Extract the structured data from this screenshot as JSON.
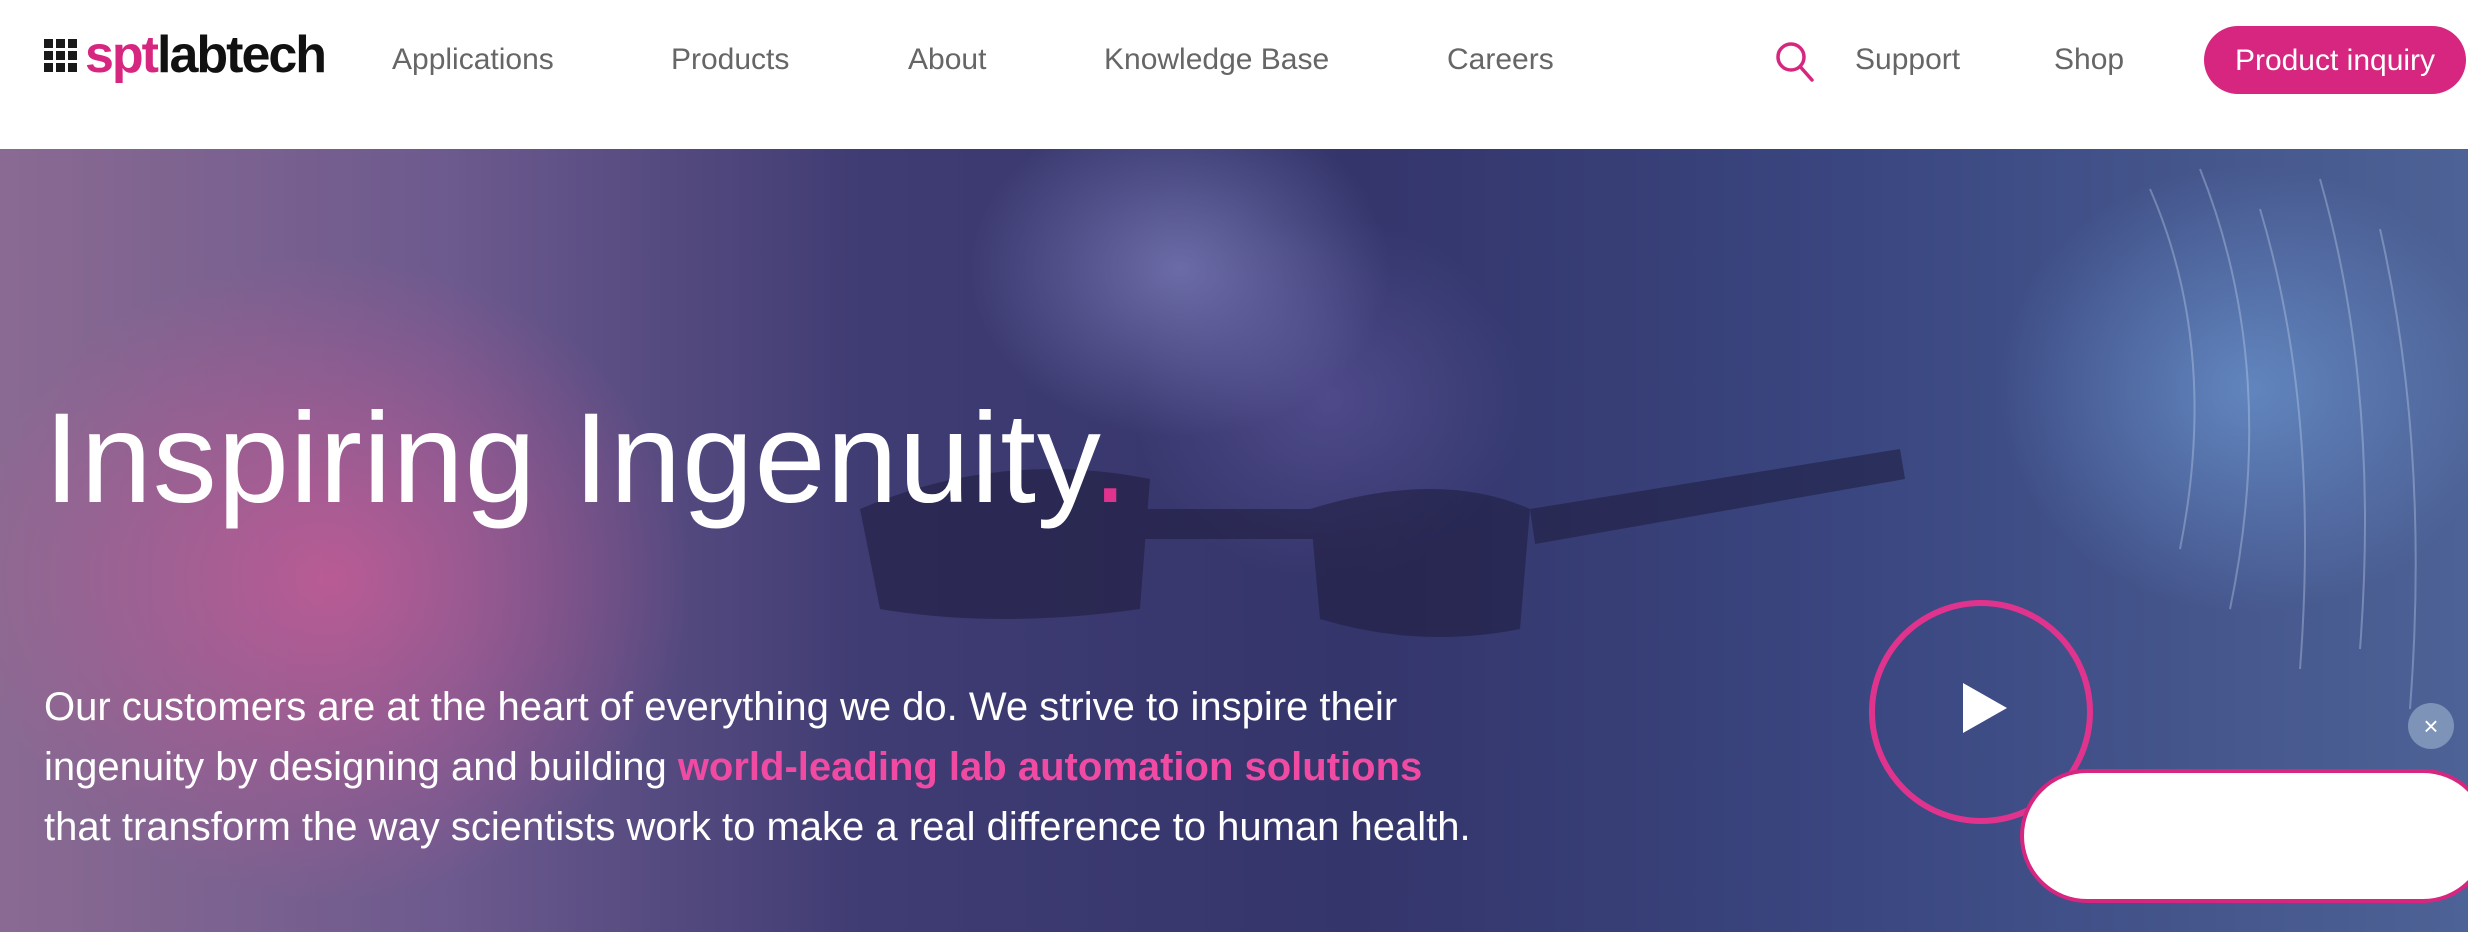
{
  "brand": {
    "logo_part1": "spt",
    "logo_part2": "labtech",
    "primary_color": "#d6267f"
  },
  "nav": {
    "items": [
      {
        "label": "Applications"
      },
      {
        "label": "Products"
      },
      {
        "label": "About"
      },
      {
        "label": "Knowledge Base"
      },
      {
        "label": "Careers"
      }
    ],
    "search_icon": "search-icon",
    "support_label": "Support",
    "shop_label": "Shop",
    "cta_label": "Product inquiry"
  },
  "hero": {
    "title": "Inspiring Ingenuity",
    "title_dot": ".",
    "text_part1": "Our customers are at the heart of everything we do. We strive to inspire their ingenuity by designing and building ",
    "text_highlight": "world-leading lab automation solutions",
    "text_part2": " that transform the way scientists work to make a real difference to human health.",
    "play_icon": "play-icon"
  },
  "chat": {
    "close_symbol": "×",
    "close_icon": "close-icon"
  }
}
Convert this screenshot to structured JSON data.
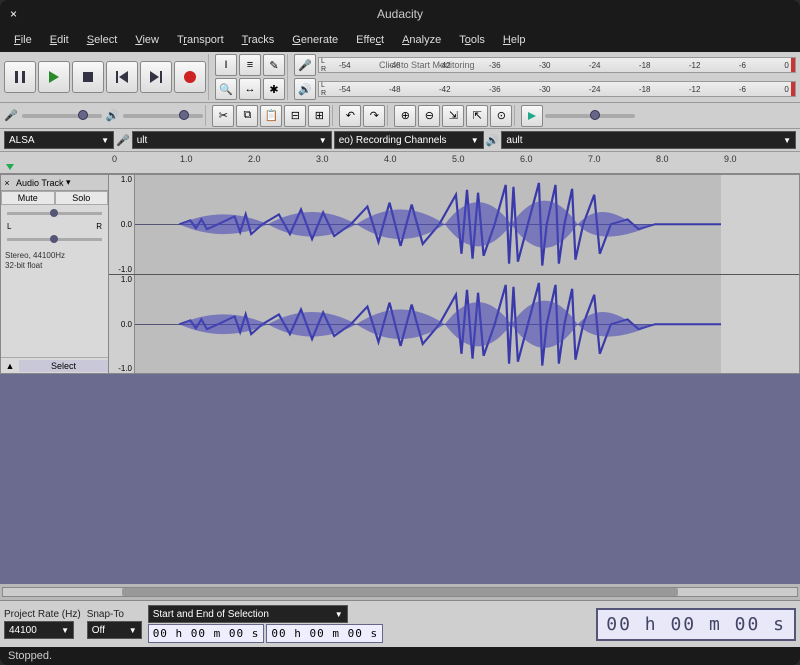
{
  "titlebar": {
    "title": "Audacity"
  },
  "menu": {
    "file": "File",
    "edit": "Edit",
    "select": "Select",
    "view": "View",
    "transport": "Transport",
    "tracks": "Tracks",
    "generate": "Generate",
    "effect": "Effect",
    "analyze": "Analyze",
    "tools": "Tools",
    "help": "Help"
  },
  "meter": {
    "rec_hint": "Click to Start Monitoring",
    "ticks": [
      "-54",
      "-48",
      "-42",
      "-36",
      "-30",
      "-24",
      "-18",
      "-12",
      "-6",
      "0"
    ],
    "L": "L",
    "R": "R"
  },
  "device": {
    "host": "ALSA",
    "in_suffix": "ult",
    "channels_label": "eo) Recording Channels",
    "out_suffix": "ault"
  },
  "ruler": {
    "ticks": [
      "0",
      "1.0",
      "2.0",
      "3.0",
      "4.0",
      "5.0",
      "6.0",
      "7.0",
      "8.0",
      "9.0"
    ]
  },
  "track": {
    "name": "Audio Track",
    "mute": "Mute",
    "solo": "Solo",
    "L": "L",
    "R": "R",
    "info1": "Stereo, 44100Hz",
    "info2": "32-bit float",
    "select": "Select",
    "vscale": {
      "top": "1.0",
      "mid": "0.0",
      "bot": "-1.0"
    }
  },
  "bottom": {
    "projrate_lbl": "Project Rate (Hz)",
    "projrate_val": "44100",
    "snap_lbl": "Snap-To",
    "snap_val": "Off",
    "sel_label": "Start and End of Selection",
    "time1": "00 h 00 m 00 s",
    "time2": "00 h 00 m 00 s",
    "bigtime": "00 h 00 m 00 s"
  },
  "status": "Stopped."
}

◇ ◇ ◇ ◇ ◇ ◇ ◇

• [TO DO]:
Determine how many lines of the data contain "JSON" and give nothing but that number.

• [RESPONSE]:
2